> _TASK DIRECTIONS_
Repeat the listing in full. Nothing may be added or left out.

-- START PROVIDED RECORDS --

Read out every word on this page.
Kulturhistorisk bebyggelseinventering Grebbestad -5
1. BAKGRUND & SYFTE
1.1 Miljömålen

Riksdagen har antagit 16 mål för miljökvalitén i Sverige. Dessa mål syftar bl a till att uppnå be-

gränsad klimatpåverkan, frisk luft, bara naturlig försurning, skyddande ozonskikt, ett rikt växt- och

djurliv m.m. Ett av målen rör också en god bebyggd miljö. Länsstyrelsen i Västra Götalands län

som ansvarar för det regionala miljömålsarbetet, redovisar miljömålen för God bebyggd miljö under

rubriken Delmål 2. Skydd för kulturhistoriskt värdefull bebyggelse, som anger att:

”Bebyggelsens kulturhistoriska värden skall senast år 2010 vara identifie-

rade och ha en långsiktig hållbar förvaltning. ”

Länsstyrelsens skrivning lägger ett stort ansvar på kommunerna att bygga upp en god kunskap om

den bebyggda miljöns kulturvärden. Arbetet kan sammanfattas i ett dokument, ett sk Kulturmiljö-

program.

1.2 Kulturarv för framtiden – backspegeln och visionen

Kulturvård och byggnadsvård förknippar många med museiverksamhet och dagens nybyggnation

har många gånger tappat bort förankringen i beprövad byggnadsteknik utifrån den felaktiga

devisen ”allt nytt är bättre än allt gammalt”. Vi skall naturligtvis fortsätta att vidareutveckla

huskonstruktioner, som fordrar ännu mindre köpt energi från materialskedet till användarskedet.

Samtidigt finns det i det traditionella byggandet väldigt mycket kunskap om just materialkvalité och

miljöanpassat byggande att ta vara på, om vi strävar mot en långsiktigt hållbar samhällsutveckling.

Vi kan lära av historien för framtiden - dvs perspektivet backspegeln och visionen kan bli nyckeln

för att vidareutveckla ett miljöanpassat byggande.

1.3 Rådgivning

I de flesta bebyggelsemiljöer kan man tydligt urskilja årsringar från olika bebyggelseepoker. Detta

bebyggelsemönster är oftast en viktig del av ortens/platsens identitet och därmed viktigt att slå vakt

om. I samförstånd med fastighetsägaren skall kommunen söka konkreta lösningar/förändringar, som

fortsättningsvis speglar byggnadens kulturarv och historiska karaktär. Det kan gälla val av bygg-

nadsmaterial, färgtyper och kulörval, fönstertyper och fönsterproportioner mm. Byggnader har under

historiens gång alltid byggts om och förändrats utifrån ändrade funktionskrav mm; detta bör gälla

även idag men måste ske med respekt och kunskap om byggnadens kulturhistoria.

-- END PROVIDED RECORDS --

> _CORRECT RESULT_
Read out every word on this page.
Kulturhistorisk bebyggelseinventering Grebbestad -5
1. BAKGRUND & SYFTE
1.1 Miljömålen

Riksdagen har antagit 16 mål för miljökvalitén i Sverige. Dessa mål syftar bl a till att uppnå be-

gränsad klimatpåverkan, frisk luft, bara naturlig försurning, skyddande ozonskikt, ett rikt växt- och

djurliv m.m. Ett av målen rör också en god bebyggd miljö. Länsstyrelsen i Västra Götalands län

som ansvarar för det regionala miljömålsarbetet, redovisar miljömålen för God bebyggd miljö under

rubriken Delmål 2. Skydd för kulturhistoriskt värdefull bebyggelse, som anger att:

”Bebyggelsens kulturhistoriska värden skall senast år 2010 vara identifie-

rade och ha en långsiktig hållbar förvaltning. ”

Länsstyrelsens skrivning lägger ett stort ansvar på kommunerna att bygga upp en god kunskap om

den bebyggda miljöns kulturvärden. Arbetet kan sammanfattas i ett dokument, ett sk Kulturmiljö-

program.

1.2 Kulturarv för framtiden – backspegeln och visionen

Kulturvård och byggnadsvård förknippar många med museiverksamhet och dagens nybyggnation

har många gånger tappat bort förankringen i beprövad byggnadsteknik utifrån den felaktiga

devisen ”allt nytt är bättre än allt gammalt”. Vi skall naturligtvis fortsätta att vidareutveckla

huskonstruktioner, som fordrar ännu mindre köpt energi från materialskedet till användarskedet.

Samtidigt finns det i det traditionella byggandet väldigt mycket kunskap om just materialkvalité och

miljöanpassat byggande att ta vara på, om vi strävar mot en långsiktigt hållbar samhällsutveckling.

Vi kan lära av historien för framtiden - dvs perspektivet backspegeln och visionen kan bli nyckeln

för att vidareutveckla ett miljöanpassat byggande.

1.3 Rådgivning

I de flesta bebyggelsemiljöer kan man tydligt urskilja årsringar från olika bebyggelseepoker. Detta

bebyggelsemönster är oftast en viktig del av ortens/platsens identitet och därmed viktigt att slå vakt

om. I samförstånd med fastighetsägaren skall kommunen söka konkreta lösningar/förändringar, som

fortsättningsvis speglar byggnadens kulturarv och historiska karaktär. Det kan gälla val av bygg-

nadsmaterial, färgtyper och kulörval, fönstertyper och fönsterproportioner mm. Byggnader har under

historiens gång alltid byggts om och förändrats utifrån ändrade funktionskrav mm; detta bör gälla

även idag men måste ske med respekt och kunskap om byggnadens kulturhistoria.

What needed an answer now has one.